== TASK INSTRUCTIONS ==
Wherever the word "PERCENTPRE" shows up in a line, please copy that line.

== DATA RECORDS ==

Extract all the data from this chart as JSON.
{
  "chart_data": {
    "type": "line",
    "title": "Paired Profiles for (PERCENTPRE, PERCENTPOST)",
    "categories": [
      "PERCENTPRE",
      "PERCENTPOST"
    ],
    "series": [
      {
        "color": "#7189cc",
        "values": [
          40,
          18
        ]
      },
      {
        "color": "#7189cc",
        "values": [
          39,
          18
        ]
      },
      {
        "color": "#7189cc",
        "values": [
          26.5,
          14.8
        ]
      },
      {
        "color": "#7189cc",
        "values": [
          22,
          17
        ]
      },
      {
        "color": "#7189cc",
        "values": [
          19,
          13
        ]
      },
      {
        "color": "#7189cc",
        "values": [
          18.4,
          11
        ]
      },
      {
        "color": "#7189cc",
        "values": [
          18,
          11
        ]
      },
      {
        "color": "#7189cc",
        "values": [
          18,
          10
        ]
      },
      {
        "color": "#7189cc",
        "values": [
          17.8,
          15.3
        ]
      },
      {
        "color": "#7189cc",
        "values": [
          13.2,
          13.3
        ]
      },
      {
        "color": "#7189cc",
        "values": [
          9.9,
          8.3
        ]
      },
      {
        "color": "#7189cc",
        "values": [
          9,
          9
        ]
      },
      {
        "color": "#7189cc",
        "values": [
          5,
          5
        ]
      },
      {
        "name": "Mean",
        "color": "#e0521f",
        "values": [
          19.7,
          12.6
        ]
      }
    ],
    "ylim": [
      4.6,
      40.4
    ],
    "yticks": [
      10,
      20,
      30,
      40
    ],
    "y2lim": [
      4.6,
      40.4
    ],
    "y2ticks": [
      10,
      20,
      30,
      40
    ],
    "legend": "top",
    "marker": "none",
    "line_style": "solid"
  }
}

== THE OUTPUT ==
    "title": "Paired Profiles for (PERCENTPRE, PERCENTPOST)",
      "PERCENTPRE",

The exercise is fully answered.